**Prompt**
Keep only the lines of the listing that include the word "vous", and copy them.

※ ※ ※

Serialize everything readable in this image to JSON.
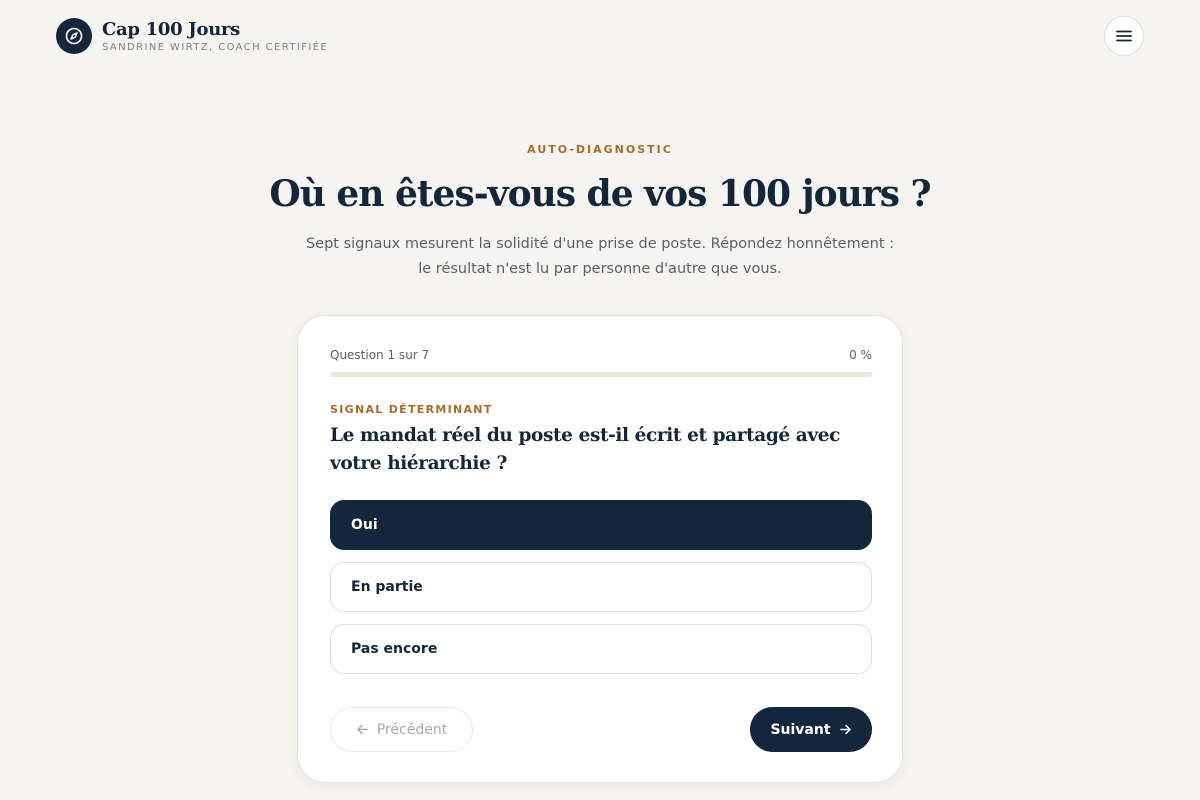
{
  "brand": {
    "title": "Cap 100 Jours",
    "subtitle": "SANDRINE WIRTZ, COACH CERTIFIÉE",
    "logo_icon": "compass-icon"
  },
  "header": {
    "menu_icon": "menu-icon"
  },
  "hero": {
    "eyebrow": "AUTO-DIAGNOSTIC",
    "title": "Où en êtes-vous de vos 100 jours ?",
    "intro": "Sept signaux mesurent la solidité d'une prise de poste. Répondez honnêtement : le résultat n'est lu par personne d'autre que vous."
  },
  "quiz": {
    "progress_label": "Question 1 sur 7",
    "progress_percent_label": "0 %",
    "progress_value": 0,
    "question_kicker": "SIGNAL DÉTERMINANT",
    "question": "Le mandat réel du poste est-il écrit et partagé avec votre hiérarchie ?",
    "options": [
      "Oui",
      "En partie",
      "Pas encore"
    ],
    "selected_option": "Oui",
    "prev_label": "Précédent",
    "next_label": "Suivant",
    "prev_icon": "arrow-left-icon",
    "next_icon": "arrow-right-icon"
  },
  "colors": {
    "navy": "#14263b",
    "accent": "#a86c2c",
    "background": "#f6f4f0"
  }
}
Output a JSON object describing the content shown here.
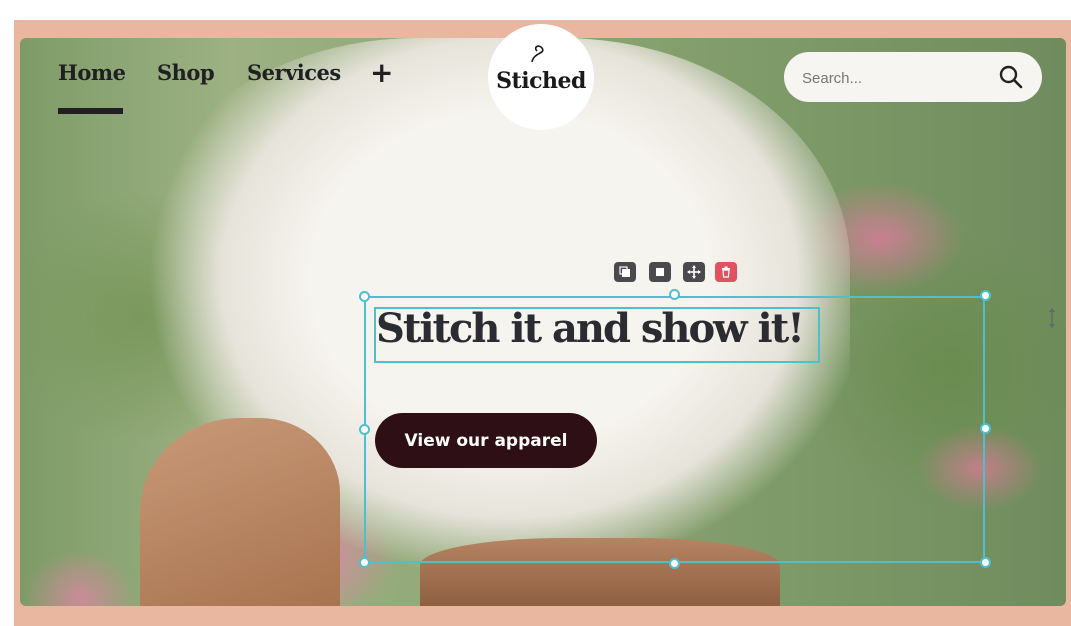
{
  "nav": {
    "items": [
      {
        "label": "Home",
        "active": true
      },
      {
        "label": "Shop",
        "active": false
      },
      {
        "label": "Services",
        "active": false
      }
    ],
    "add_icon": "plus-icon"
  },
  "logo": {
    "text": "Stiched"
  },
  "search": {
    "placeholder": "Search...",
    "icon": "search-icon"
  },
  "editor_toolbar": {
    "icons": [
      "duplicate-icon",
      "copy-icon",
      "move-icon",
      "trash-icon"
    ]
  },
  "hero": {
    "headline": "Stitch it and show it!",
    "cta_label": "View our apparel"
  },
  "colors": {
    "frame": "#e9b7a0",
    "cta_bg": "#2e0f16",
    "selection": "#4fbfcf",
    "delete": "#e0525f"
  }
}
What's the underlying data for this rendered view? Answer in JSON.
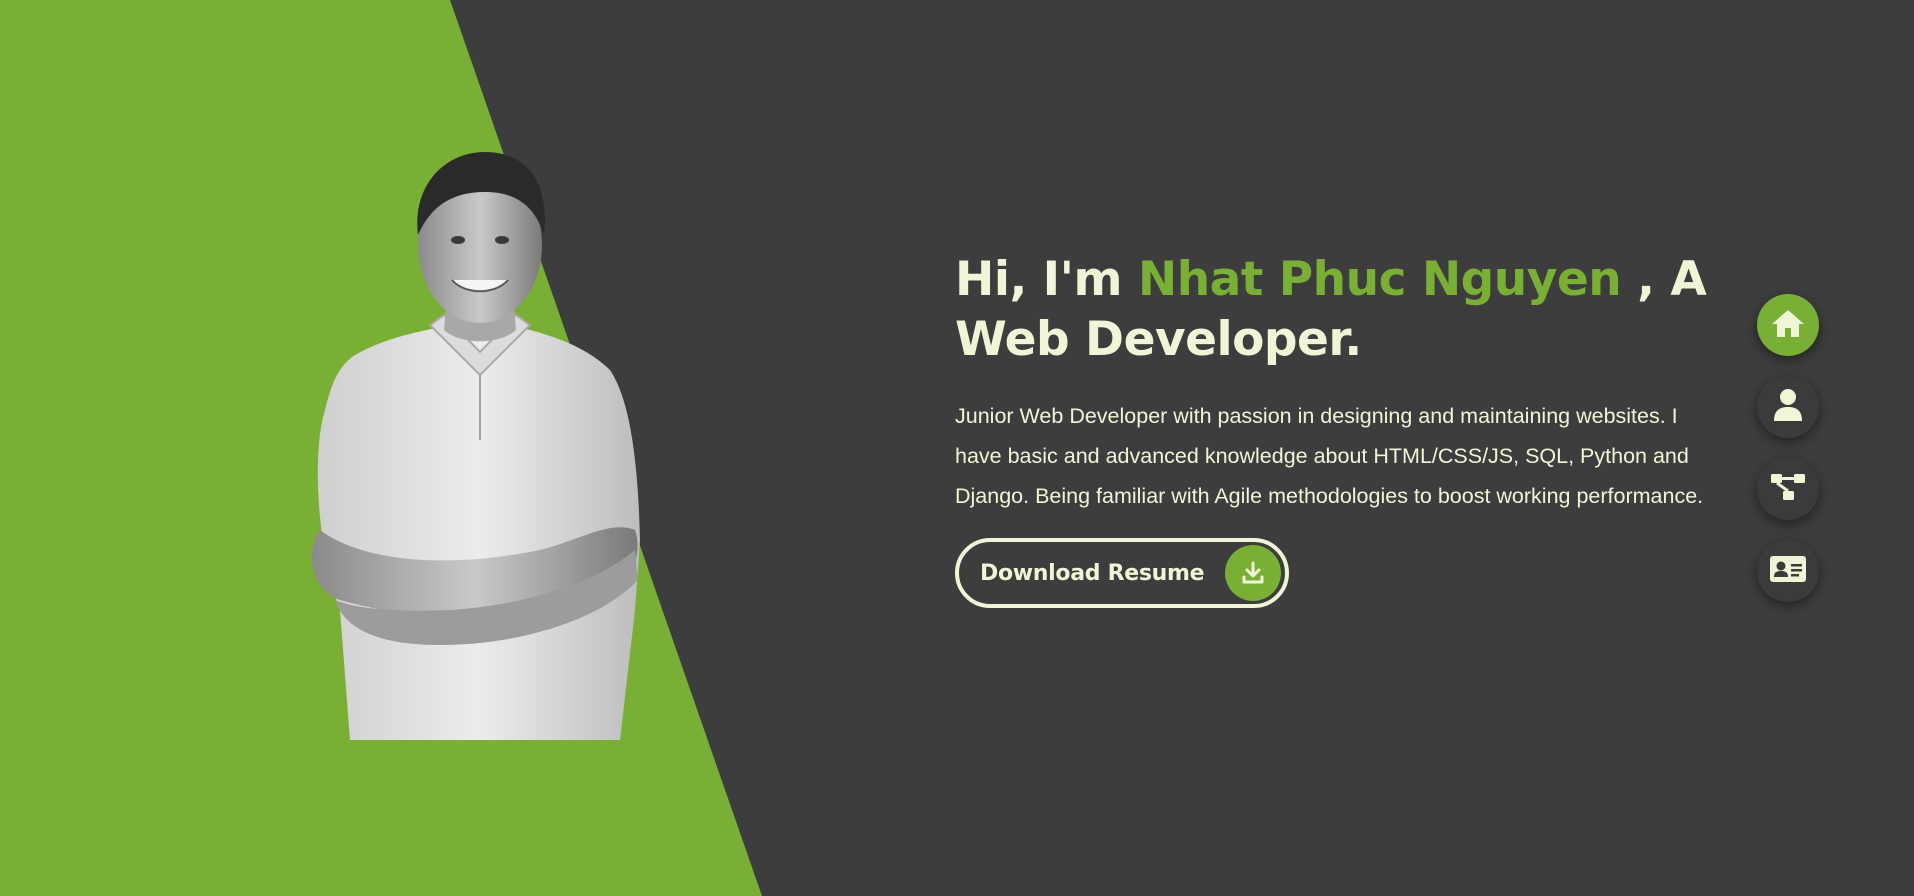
{
  "hero": {
    "greeting": "Hi, I'm ",
    "name": "Nhat Phuc Nguyen",
    "title_suffix_a": " , A",
    "title_suffix_b": "Web Developer.",
    "description": "Junior Web Developer with passion in designing and maintaining websites. I have basic and advanced knowledge about HTML/CSS/JS, SQL, Python and Django. Being familiar with Agile methodologies to boost working performance.",
    "download_label": "Download Resume"
  },
  "side_nav": {
    "items": [
      {
        "icon": "home-icon",
        "active": true
      },
      {
        "icon": "user-icon",
        "active": false
      },
      {
        "icon": "sitemap-icon",
        "active": false
      },
      {
        "icon": "contact-card-icon",
        "active": false
      }
    ]
  },
  "colors": {
    "accent": "#7aaf35",
    "background": "#3d3d3d",
    "text": "#f0f5d8"
  }
}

※ ※ ※

**Exercise result**
    "title": "Où en êtes-vous de vos 100 jours ?",
    "intro": "Sept signaux mesurent la solidité d'une prise de poste. Répondez honnêtement : le résultat n'est lu par personne d'autre que vous."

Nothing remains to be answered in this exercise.